(Entries taken from a collection)

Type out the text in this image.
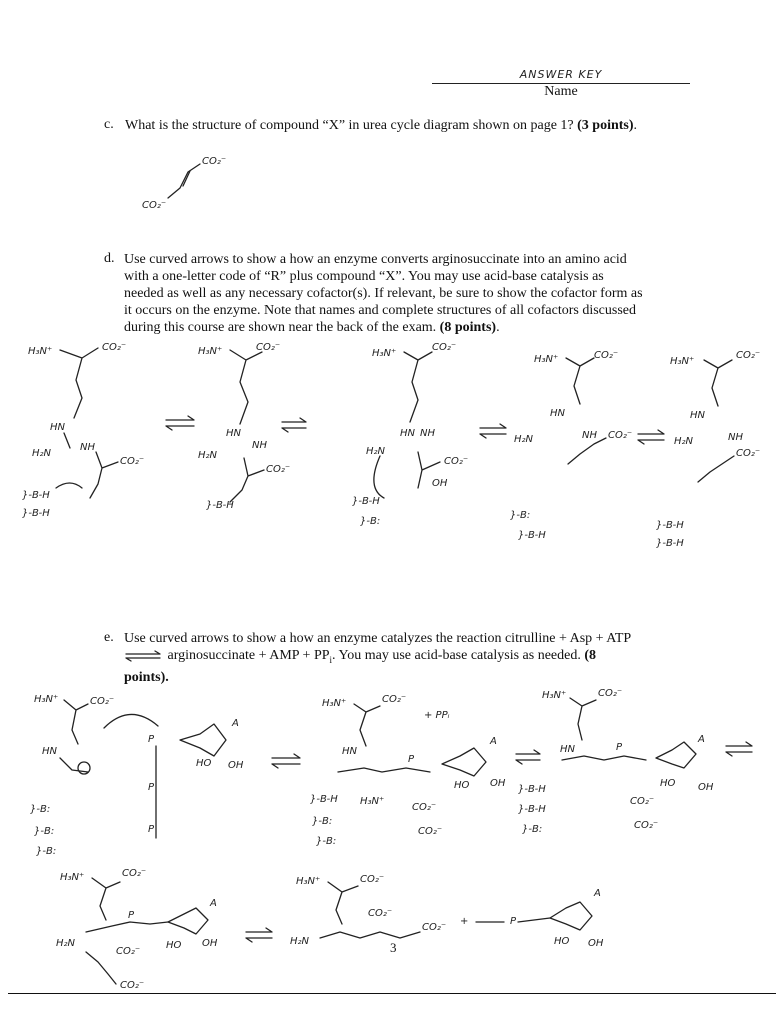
ANSWER KEY
Name
c. What is the structure of compound “X” in urea cycle diagram shown on page 1? (3 points).
CO₂⁻
CO₂⁻
d. Use curved arrows to show a how an enzyme converts arginosuccinate into an amino acid
with a one-letter code of “R” plus compound “X”. You may use acid-base catalysis as
needed as well as any necessary cofactor(s). If relevant, be sure to show the cofactor form as
it occurs on the enzyme. Note that names and complete structures of all cofactors discussed
during this course are shown near the back of the exam. (8 points).
H₃N⁺	CO₂⁻
HN
H₂N
NH
CO₂⁻
}-B-H
}-B-H
H₃N⁺	CO₂⁻
HN
H₂N
NH
CO₂⁻
}-B-H
H₃N⁺
CO₂⁻
HN
H₂N
NH
CO₂⁻
OH
}-B-H
}-B:
H₃N⁺	CO₂⁻
HN
H₂N	NH CO₂⁻
}-B:
}-B-H
H₃N⁺
CO₂⁻
HN
H₂N	NH
CO₂⁻
}-B-H
}-B-H
e. Use curved arrows to show a how an enzyme catalyzes the reaction citrulline + Asp + ATP
⇌ arginosuccinate + AMP + $PP_i$. You may use acid-base catalysis as needed. (8
points).
H₃N⁺	CO₂⁻
HN
P
P
P
A
HO OH
}-B:
}-B:
}-B:
H₃N⁺	CO₂⁻
+ PPᵢ
HN
P
A
HO OH
}-B-H
}-B:
}-B:
H₃N⁺
CO₂⁻
CO₂⁻
H₃N⁺	CO₂⁻
HN	P
A
HO OH
}-B-H
}-B-H
}-B:
CO₂⁻
CO₂⁻
H₃N⁺	CO₂⁻
H₂N
P
A
HO OH
CO₂⁻
CO₂⁻
H₃N⁺	CO₂⁻
H₂N
CO₂⁻
CO₂⁻
+	P
A
HO OH
3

# Instructions to follow
Of the entries above, how many lines hold the word "curved"? Give back only that number.

# Exercise response
2